#### Listing
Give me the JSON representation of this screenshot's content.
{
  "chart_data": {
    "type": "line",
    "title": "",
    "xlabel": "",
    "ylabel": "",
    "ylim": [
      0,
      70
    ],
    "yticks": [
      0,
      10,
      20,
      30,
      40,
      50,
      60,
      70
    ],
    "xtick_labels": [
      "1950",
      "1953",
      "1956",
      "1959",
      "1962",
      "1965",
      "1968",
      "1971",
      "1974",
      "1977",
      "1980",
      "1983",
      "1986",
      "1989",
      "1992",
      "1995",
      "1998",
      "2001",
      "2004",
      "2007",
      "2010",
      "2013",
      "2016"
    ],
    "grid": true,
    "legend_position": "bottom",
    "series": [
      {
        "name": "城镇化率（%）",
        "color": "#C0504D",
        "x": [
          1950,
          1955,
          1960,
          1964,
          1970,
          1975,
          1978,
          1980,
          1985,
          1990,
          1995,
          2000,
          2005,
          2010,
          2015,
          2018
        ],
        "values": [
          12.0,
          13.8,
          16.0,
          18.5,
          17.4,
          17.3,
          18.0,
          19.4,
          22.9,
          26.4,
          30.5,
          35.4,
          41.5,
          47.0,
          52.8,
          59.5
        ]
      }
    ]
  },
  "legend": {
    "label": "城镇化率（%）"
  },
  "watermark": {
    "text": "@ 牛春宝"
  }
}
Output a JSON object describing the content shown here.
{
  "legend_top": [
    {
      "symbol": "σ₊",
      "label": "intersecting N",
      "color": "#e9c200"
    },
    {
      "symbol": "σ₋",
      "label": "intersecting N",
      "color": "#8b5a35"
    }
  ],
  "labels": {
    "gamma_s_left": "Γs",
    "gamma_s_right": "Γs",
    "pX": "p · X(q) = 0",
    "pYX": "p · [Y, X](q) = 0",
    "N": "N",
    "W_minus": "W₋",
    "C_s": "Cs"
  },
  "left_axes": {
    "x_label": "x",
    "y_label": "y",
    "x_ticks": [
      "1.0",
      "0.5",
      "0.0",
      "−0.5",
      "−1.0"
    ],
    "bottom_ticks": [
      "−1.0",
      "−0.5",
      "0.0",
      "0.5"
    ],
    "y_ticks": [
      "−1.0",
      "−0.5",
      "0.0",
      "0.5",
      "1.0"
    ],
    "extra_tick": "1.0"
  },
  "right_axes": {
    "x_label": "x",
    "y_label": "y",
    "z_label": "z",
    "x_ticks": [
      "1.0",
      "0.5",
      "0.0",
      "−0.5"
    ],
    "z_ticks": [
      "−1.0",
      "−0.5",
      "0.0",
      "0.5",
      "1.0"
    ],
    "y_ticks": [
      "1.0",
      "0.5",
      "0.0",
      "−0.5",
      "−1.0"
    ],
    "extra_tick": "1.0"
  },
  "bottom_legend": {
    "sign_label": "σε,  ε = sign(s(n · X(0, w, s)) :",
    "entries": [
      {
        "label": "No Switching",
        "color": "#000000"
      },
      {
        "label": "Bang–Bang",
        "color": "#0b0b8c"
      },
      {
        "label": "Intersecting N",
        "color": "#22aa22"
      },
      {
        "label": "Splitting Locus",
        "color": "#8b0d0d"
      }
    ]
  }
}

#### What is expected
Pull out each line holding the string "JSON".

#### Completed task
Give me the JSON representation of this screenshot's content.
Output a JSON object describing the content shown here.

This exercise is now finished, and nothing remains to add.